§ **What to work on**
Look through the lines below and extract any with the word "page".

A block of data:

========

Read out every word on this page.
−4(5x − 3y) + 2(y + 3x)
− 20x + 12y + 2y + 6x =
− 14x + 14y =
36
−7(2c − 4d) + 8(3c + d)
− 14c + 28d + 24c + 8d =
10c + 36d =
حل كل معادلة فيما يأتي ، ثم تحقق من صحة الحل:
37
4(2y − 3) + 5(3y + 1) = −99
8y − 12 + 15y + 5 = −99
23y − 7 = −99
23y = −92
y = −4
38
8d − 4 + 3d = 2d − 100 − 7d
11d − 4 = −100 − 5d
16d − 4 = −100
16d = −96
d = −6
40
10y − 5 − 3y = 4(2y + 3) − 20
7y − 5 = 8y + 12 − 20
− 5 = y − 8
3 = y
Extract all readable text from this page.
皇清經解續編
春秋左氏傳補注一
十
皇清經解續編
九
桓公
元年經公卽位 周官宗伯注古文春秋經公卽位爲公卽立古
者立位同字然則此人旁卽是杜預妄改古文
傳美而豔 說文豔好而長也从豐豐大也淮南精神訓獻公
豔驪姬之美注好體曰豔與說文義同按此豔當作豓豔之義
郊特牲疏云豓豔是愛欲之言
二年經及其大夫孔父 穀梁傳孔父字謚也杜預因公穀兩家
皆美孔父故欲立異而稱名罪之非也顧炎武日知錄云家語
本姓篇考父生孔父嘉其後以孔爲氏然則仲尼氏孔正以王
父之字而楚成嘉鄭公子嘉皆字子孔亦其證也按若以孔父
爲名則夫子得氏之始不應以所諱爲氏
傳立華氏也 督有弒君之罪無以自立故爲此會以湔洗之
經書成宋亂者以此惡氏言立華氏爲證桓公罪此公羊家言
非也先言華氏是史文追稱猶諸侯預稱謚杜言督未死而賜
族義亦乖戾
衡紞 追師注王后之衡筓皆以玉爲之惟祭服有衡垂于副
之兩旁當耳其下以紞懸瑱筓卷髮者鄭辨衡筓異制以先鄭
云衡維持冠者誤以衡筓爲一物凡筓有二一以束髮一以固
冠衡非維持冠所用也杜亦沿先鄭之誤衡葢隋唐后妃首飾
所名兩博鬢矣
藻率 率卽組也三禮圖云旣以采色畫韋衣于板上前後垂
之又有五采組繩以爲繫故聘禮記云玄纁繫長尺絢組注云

========

§ **Solution**
Read out every word on this page.
Extract all readable text from this page.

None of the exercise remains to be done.